Within the records below, find each line that holds the string "EfficientDet", then copy it.

(Figure content listings)
◆ ◆ ◆

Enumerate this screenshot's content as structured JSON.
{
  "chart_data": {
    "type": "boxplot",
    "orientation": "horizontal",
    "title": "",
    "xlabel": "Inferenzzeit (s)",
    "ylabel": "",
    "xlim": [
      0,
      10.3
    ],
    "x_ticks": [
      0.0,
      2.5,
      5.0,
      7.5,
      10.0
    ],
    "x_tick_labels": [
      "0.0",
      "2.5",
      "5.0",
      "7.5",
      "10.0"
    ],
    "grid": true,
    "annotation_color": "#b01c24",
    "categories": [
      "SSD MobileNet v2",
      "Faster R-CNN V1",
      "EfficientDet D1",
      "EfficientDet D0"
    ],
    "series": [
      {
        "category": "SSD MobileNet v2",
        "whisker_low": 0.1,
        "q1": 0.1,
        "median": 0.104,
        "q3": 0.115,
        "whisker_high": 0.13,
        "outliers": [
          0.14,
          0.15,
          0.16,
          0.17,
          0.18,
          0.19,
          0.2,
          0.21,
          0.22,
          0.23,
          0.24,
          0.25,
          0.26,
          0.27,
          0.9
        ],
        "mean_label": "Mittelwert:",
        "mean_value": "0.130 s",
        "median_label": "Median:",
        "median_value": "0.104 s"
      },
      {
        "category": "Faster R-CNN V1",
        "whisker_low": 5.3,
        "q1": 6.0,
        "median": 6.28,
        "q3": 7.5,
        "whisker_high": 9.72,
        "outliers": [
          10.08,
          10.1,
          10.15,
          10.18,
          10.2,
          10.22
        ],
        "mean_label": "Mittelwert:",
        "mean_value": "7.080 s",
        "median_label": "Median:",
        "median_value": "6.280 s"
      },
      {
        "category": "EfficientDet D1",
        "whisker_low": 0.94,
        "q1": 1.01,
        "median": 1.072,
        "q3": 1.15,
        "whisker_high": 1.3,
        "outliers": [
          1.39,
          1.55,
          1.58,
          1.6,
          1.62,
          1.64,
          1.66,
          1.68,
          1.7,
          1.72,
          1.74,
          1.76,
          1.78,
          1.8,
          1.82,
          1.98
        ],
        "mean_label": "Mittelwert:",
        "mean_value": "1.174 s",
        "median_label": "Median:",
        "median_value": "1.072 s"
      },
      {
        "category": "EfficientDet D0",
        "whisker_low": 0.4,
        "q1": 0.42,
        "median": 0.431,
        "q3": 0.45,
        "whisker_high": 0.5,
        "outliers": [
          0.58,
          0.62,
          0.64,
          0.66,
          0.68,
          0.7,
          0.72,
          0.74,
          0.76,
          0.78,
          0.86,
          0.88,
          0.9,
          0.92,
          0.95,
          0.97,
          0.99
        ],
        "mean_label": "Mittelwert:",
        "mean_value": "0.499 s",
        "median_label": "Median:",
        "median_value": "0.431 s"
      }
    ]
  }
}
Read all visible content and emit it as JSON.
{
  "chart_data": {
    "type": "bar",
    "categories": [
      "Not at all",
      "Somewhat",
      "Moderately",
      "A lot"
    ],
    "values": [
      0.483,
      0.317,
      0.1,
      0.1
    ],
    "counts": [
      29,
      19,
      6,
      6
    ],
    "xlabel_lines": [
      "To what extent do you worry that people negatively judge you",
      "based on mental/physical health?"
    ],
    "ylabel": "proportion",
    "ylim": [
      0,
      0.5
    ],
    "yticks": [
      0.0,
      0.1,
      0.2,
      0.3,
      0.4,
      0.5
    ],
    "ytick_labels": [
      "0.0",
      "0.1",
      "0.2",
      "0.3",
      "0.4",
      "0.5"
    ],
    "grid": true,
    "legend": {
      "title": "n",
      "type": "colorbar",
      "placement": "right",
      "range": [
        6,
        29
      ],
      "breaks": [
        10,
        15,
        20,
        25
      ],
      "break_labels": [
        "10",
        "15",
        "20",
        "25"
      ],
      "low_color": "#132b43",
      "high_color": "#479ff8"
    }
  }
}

◆ ◆ ◆

#### Problem solution
      "EfficientDet D1",
      "EfficientDet D0"
        "category": "EfficientDet D1",
        "category": "EfficientDet D0",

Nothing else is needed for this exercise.